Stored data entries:
::::::::

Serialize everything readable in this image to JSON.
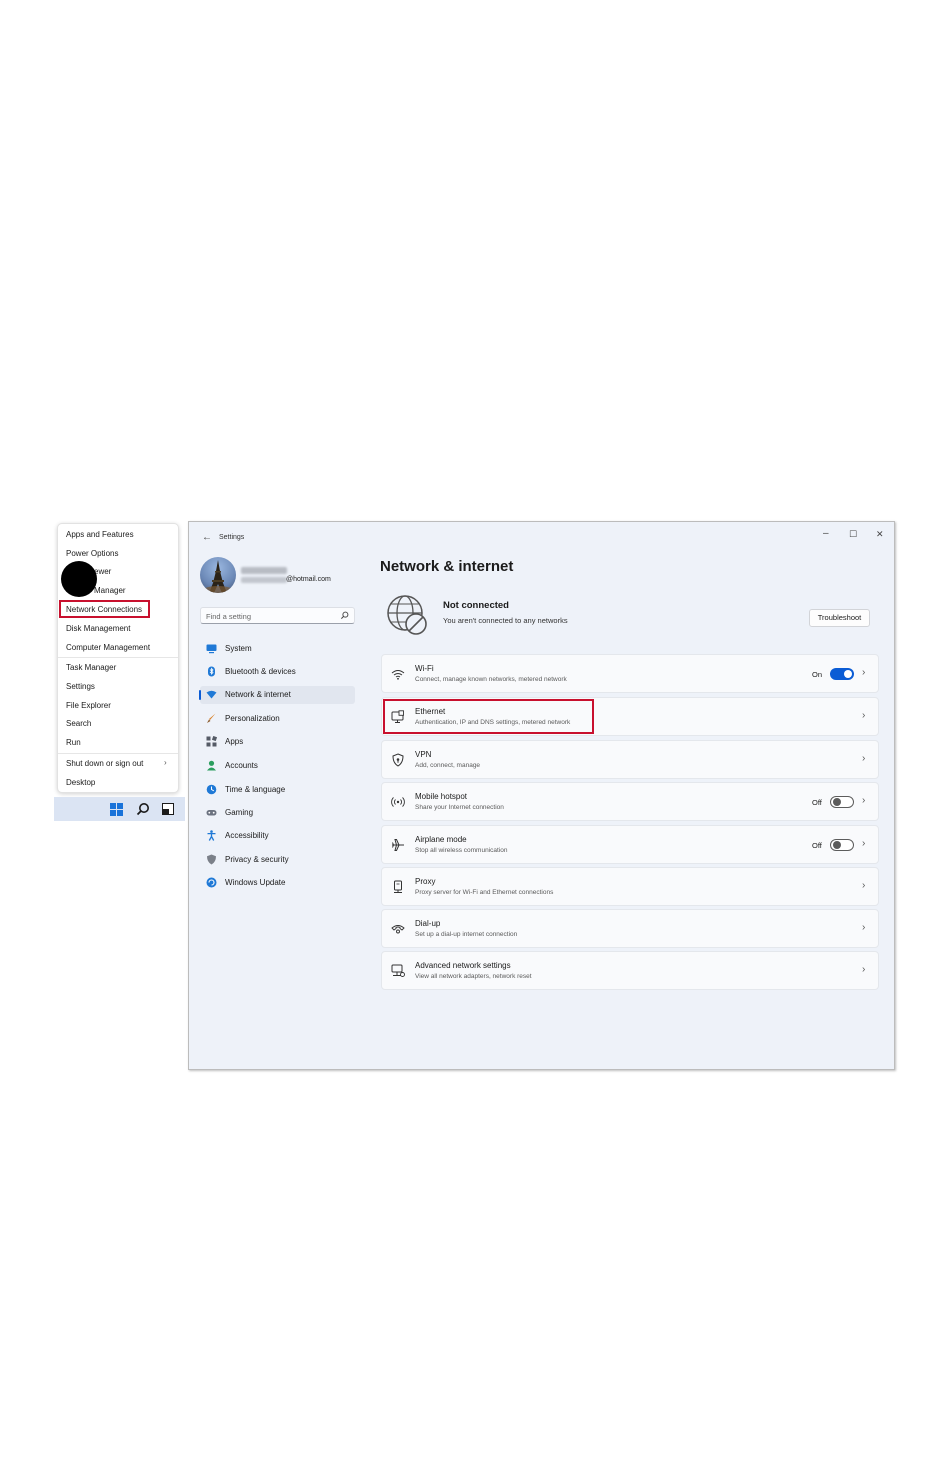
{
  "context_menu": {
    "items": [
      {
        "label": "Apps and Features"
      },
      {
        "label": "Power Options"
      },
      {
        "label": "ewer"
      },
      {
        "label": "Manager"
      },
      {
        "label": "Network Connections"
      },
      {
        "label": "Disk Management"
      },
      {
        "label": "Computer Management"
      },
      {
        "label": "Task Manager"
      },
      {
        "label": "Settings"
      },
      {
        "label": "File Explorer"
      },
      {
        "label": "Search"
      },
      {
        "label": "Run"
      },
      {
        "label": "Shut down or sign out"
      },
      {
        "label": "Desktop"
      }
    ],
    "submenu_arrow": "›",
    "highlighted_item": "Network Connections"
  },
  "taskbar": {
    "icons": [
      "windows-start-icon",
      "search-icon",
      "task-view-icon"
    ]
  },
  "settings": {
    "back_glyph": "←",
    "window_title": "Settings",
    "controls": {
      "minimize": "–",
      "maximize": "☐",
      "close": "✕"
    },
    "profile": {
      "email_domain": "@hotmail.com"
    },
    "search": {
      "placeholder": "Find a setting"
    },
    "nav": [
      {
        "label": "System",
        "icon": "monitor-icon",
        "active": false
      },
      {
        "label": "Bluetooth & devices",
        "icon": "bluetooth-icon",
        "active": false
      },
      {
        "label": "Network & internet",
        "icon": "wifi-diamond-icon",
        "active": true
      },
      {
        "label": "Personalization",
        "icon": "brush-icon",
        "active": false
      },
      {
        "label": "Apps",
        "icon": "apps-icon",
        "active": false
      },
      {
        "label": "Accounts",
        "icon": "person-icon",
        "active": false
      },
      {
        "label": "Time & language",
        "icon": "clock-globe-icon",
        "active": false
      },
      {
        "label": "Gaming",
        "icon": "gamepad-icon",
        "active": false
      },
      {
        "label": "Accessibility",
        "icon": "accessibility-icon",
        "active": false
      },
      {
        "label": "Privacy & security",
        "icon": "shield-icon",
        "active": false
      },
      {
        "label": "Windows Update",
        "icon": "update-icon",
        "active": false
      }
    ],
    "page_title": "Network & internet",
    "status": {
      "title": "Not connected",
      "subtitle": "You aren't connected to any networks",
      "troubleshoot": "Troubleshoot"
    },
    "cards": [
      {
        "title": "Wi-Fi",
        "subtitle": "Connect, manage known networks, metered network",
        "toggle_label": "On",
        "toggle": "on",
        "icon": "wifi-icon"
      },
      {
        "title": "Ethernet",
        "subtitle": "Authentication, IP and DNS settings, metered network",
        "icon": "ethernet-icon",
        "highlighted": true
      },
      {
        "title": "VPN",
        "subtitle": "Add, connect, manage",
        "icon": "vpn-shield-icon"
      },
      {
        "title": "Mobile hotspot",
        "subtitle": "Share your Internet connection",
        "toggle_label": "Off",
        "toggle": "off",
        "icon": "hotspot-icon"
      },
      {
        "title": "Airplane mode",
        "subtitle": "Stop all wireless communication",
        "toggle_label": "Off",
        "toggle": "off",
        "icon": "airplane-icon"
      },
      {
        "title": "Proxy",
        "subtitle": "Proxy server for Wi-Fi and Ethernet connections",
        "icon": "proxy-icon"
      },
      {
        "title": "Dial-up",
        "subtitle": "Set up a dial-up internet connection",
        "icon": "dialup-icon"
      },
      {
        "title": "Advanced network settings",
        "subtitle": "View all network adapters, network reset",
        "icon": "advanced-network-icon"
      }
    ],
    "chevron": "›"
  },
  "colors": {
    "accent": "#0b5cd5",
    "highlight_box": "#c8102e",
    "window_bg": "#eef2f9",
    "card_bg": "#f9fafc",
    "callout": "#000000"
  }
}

::::::::

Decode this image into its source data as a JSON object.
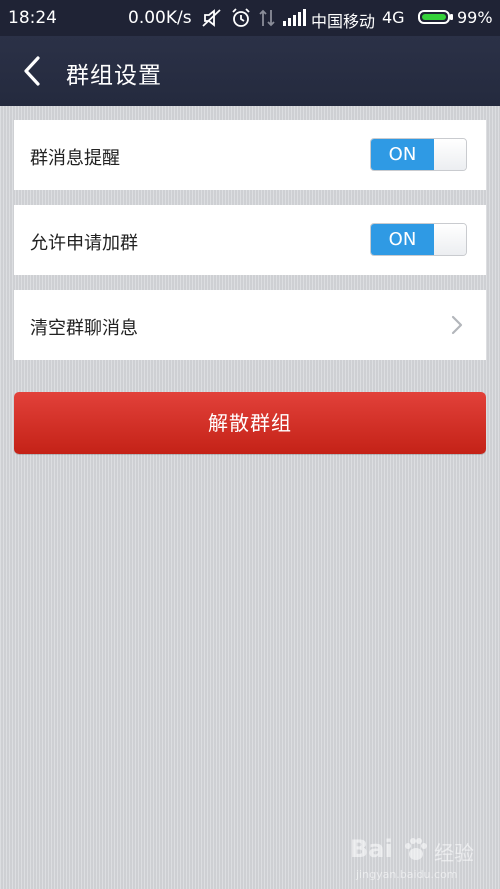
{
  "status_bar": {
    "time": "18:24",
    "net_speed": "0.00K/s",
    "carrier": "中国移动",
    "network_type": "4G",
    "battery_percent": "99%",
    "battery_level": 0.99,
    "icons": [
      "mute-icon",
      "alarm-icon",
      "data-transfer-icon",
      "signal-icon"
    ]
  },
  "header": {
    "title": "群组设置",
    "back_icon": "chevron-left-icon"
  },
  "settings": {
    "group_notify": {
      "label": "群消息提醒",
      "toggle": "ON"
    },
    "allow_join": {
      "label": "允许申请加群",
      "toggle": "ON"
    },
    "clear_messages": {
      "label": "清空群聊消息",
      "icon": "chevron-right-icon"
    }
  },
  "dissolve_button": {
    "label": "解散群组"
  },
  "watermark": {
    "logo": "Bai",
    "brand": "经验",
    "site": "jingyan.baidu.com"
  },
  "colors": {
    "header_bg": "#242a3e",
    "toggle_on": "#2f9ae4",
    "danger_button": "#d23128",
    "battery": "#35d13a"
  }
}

::::::::

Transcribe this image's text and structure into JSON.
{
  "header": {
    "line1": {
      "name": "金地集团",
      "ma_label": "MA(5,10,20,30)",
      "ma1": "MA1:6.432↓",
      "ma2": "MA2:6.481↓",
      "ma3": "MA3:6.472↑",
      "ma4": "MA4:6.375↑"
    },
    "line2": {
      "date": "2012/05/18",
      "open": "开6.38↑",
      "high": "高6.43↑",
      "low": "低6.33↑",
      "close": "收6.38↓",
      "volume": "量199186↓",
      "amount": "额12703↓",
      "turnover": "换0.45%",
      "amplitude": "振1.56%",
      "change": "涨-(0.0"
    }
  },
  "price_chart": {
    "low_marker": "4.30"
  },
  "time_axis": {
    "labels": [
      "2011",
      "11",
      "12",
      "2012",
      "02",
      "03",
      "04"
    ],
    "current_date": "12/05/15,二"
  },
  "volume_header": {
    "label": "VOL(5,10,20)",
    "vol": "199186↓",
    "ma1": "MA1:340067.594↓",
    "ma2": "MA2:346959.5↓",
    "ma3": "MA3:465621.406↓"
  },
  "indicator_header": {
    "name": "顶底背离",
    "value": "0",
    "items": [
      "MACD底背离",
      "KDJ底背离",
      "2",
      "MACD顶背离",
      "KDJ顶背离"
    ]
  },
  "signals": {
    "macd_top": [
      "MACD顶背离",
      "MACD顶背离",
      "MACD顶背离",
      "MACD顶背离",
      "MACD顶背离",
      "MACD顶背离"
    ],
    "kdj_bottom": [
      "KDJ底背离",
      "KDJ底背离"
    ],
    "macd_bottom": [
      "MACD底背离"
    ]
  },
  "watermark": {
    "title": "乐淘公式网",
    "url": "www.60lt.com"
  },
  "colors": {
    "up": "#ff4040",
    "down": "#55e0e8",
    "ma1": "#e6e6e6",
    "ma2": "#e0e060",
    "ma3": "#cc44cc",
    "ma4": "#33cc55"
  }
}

::::::::

TASK OBJECTIVE:
How many lines of the records contain the string "connected"? Respond with the number alone.

EXERCISE OUTPUT:
2